• TASK REQUIREMENTS
In the entries that follow, how many lines contain the word "семена"? Answer with the number only.

Data records

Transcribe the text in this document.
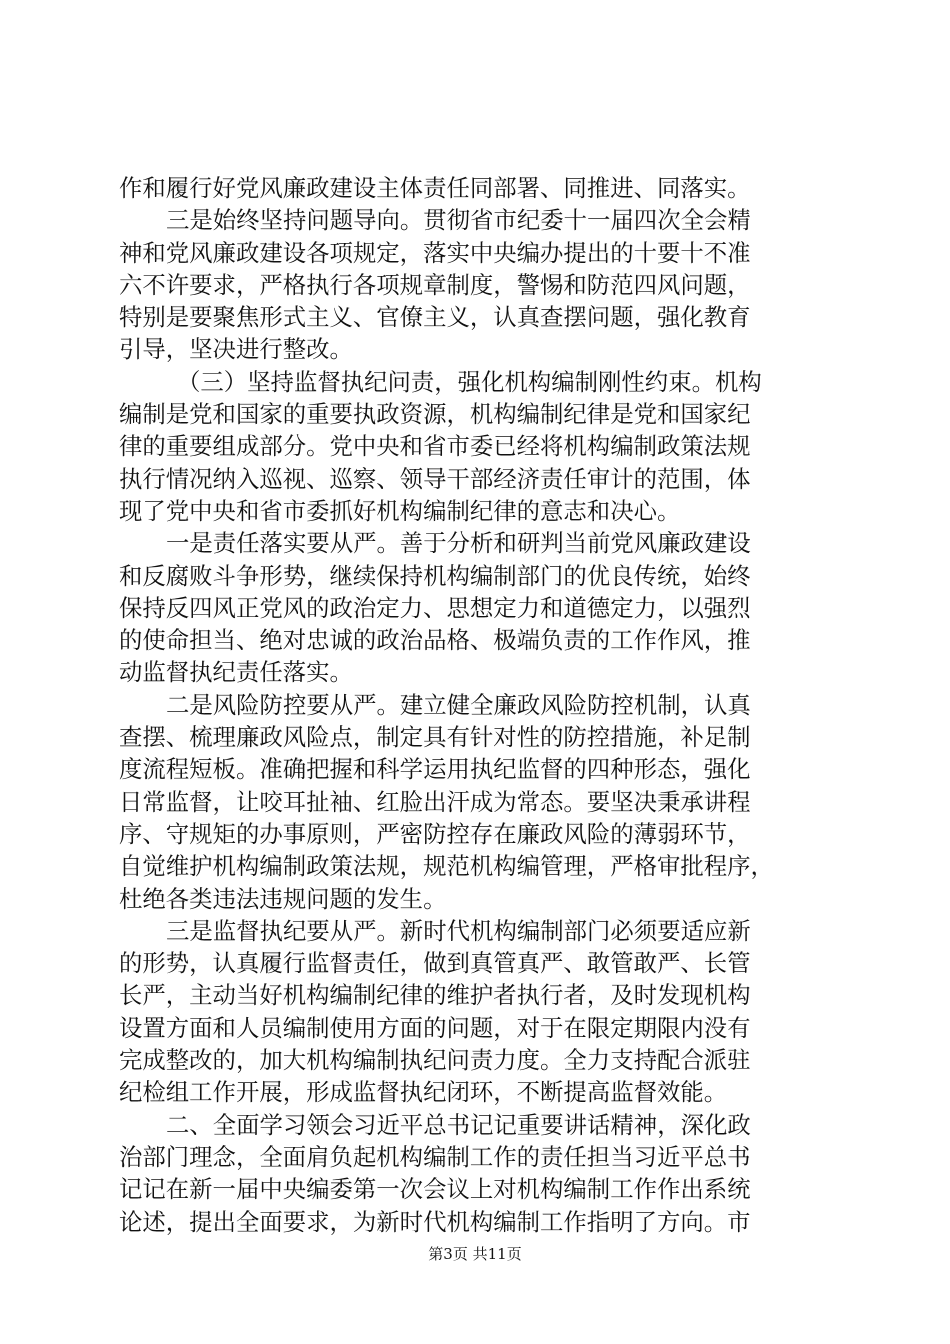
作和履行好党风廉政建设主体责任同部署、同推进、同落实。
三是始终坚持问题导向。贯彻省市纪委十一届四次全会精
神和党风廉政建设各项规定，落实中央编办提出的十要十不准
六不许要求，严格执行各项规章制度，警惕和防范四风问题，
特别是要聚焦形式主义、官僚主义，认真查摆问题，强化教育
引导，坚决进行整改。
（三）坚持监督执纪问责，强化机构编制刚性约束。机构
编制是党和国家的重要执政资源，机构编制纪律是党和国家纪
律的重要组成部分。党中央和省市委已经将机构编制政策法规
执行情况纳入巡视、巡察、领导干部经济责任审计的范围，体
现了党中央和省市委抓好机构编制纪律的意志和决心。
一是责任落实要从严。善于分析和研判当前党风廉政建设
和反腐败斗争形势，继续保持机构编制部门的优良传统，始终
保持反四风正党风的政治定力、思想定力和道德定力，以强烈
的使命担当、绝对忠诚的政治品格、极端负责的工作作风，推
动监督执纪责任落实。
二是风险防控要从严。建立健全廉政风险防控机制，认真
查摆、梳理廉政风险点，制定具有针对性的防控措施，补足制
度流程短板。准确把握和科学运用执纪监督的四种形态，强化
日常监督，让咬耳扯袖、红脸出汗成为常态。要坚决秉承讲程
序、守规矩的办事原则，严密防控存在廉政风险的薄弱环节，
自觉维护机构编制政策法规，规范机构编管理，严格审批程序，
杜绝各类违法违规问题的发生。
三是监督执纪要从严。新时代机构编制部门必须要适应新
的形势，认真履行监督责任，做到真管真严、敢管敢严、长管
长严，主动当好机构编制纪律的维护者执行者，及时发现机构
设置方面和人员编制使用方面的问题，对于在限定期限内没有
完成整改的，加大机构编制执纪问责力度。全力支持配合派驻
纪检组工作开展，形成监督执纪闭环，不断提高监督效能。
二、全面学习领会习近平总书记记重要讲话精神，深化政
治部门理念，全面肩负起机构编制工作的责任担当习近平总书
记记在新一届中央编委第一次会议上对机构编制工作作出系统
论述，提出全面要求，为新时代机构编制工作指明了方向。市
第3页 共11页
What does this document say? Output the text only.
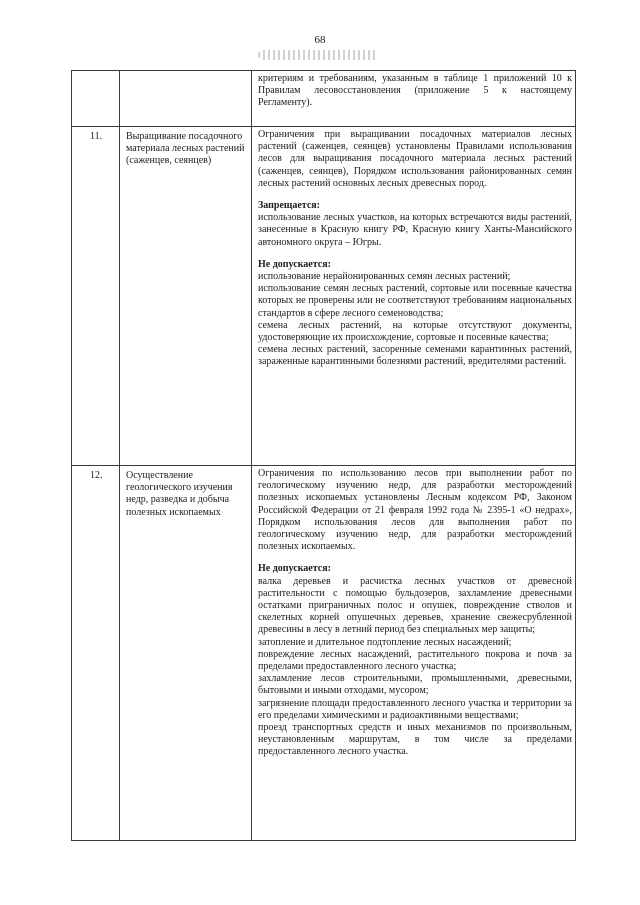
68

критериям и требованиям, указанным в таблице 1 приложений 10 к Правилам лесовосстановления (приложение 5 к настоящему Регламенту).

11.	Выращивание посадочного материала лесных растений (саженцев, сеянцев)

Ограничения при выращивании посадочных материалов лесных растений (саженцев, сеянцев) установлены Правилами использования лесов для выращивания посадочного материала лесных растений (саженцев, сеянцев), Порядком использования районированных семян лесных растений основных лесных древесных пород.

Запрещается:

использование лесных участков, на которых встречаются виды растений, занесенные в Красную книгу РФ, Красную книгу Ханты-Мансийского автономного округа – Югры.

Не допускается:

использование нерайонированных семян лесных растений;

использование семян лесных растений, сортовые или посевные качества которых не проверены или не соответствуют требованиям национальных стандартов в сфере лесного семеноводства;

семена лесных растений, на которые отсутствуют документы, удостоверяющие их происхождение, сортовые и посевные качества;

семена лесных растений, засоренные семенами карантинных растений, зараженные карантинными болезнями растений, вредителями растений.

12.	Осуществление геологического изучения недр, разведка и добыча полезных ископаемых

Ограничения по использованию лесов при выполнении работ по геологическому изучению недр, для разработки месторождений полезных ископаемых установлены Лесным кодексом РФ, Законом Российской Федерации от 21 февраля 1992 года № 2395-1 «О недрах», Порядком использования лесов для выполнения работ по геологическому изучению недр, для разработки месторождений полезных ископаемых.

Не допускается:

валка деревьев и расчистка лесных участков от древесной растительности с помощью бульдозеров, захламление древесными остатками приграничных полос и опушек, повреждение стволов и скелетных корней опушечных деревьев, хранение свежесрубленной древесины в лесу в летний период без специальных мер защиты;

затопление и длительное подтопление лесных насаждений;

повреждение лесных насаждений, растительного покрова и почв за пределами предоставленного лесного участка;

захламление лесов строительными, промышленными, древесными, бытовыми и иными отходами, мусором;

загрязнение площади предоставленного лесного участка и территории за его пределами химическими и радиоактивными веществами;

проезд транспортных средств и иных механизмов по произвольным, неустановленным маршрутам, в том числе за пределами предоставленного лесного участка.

---

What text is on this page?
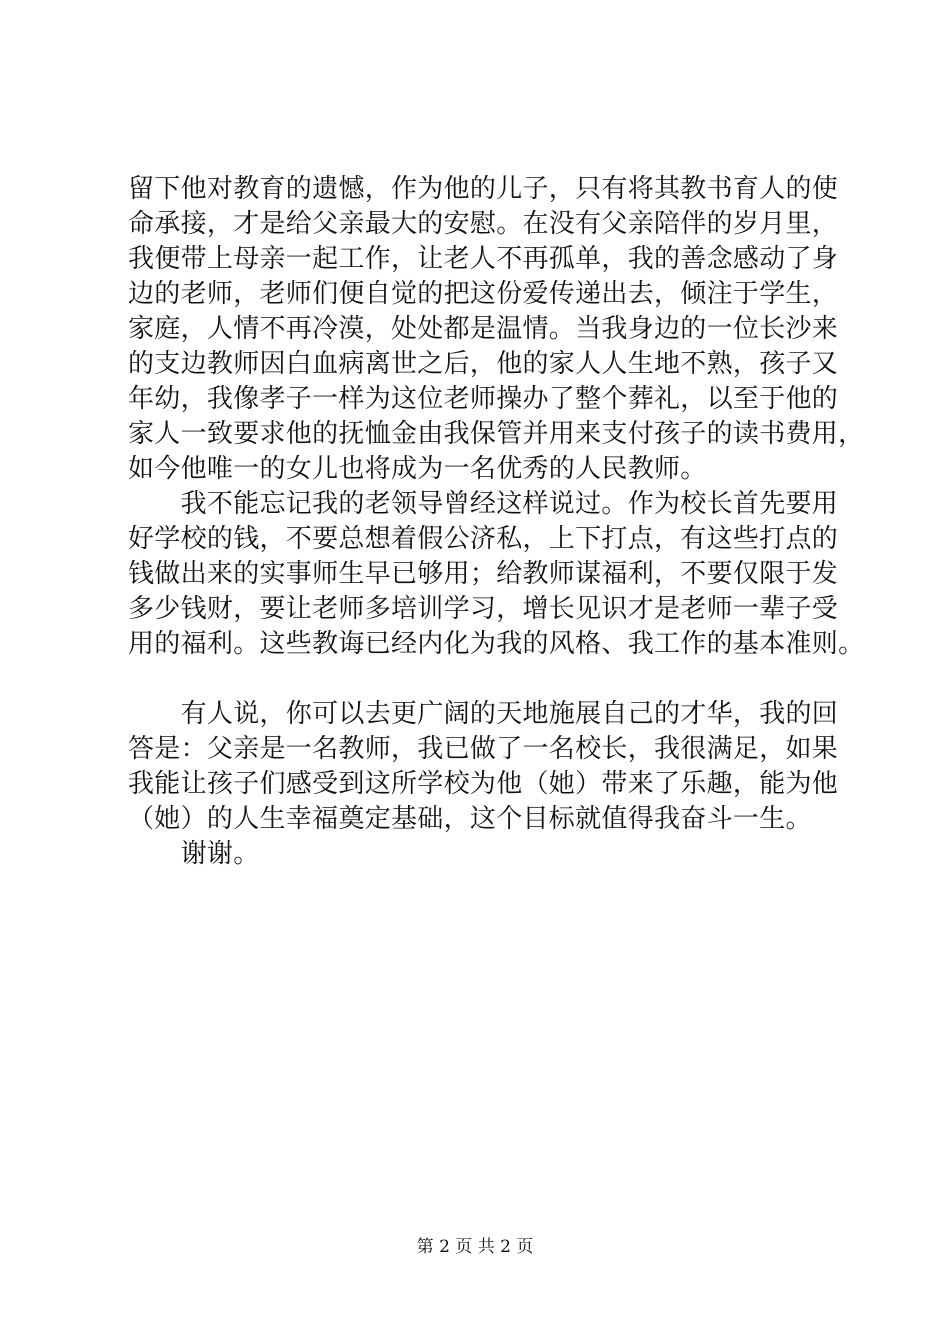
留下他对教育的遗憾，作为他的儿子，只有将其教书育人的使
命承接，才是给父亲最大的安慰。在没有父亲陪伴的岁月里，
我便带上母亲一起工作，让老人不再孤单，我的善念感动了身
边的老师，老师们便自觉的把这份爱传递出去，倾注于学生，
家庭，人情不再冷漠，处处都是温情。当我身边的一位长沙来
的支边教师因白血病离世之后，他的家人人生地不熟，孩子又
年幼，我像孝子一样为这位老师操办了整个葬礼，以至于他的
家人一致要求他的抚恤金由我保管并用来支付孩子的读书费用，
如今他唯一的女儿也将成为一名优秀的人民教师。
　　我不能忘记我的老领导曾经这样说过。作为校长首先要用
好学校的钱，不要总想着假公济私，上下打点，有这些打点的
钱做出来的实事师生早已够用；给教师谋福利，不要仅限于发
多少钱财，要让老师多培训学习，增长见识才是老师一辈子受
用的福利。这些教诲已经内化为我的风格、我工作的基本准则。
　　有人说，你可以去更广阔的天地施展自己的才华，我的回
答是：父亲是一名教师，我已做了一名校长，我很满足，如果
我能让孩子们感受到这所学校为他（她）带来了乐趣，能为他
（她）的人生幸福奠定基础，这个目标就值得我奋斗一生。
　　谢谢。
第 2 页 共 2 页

• IN RESPONSE
2